• Description of the task: Filter the entries below, keeping every line that has the word "Number".

• Information provided:

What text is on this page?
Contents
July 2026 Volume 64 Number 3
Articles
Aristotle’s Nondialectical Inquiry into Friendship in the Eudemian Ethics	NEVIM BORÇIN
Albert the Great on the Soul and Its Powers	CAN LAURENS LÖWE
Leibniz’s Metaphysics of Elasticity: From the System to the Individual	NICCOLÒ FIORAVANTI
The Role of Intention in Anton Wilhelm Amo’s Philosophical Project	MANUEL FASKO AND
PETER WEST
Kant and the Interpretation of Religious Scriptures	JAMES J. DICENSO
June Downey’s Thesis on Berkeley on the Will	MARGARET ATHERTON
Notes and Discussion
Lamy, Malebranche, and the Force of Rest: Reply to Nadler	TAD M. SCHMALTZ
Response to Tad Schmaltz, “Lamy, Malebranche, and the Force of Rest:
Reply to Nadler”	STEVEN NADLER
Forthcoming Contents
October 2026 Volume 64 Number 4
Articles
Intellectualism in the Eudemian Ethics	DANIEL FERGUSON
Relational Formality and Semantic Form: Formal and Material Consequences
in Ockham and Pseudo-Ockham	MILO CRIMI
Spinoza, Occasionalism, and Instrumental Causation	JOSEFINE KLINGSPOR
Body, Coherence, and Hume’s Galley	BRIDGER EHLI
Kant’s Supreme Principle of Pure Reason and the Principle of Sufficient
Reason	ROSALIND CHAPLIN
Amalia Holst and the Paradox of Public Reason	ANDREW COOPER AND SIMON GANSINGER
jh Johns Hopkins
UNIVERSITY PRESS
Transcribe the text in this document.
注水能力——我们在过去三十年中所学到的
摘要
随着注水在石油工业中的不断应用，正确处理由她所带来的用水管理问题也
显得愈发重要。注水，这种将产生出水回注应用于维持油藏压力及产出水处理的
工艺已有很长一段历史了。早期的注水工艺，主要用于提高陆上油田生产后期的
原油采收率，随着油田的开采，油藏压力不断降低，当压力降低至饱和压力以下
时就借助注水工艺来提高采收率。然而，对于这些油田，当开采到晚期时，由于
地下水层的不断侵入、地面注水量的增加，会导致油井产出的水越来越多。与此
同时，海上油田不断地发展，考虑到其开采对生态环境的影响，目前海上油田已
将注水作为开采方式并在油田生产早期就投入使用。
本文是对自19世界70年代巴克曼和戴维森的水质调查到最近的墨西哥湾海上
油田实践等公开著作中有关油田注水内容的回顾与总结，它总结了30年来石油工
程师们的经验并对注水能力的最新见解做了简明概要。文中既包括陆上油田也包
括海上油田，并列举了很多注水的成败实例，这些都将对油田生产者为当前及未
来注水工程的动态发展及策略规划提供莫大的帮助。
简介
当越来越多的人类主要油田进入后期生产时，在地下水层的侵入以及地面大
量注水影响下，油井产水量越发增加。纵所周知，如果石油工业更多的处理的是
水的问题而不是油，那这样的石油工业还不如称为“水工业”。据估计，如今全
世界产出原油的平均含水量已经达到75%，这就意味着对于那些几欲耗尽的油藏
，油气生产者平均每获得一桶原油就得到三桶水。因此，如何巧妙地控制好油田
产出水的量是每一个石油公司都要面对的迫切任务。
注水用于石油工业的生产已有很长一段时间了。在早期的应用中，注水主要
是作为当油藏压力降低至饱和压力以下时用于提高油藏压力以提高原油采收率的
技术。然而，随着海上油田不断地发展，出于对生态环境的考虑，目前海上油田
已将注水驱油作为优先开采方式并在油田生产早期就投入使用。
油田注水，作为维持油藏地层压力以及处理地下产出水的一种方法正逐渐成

• Written response:
July 2026 Volume 64 Number 3
October 2026 Volume 64 Number 4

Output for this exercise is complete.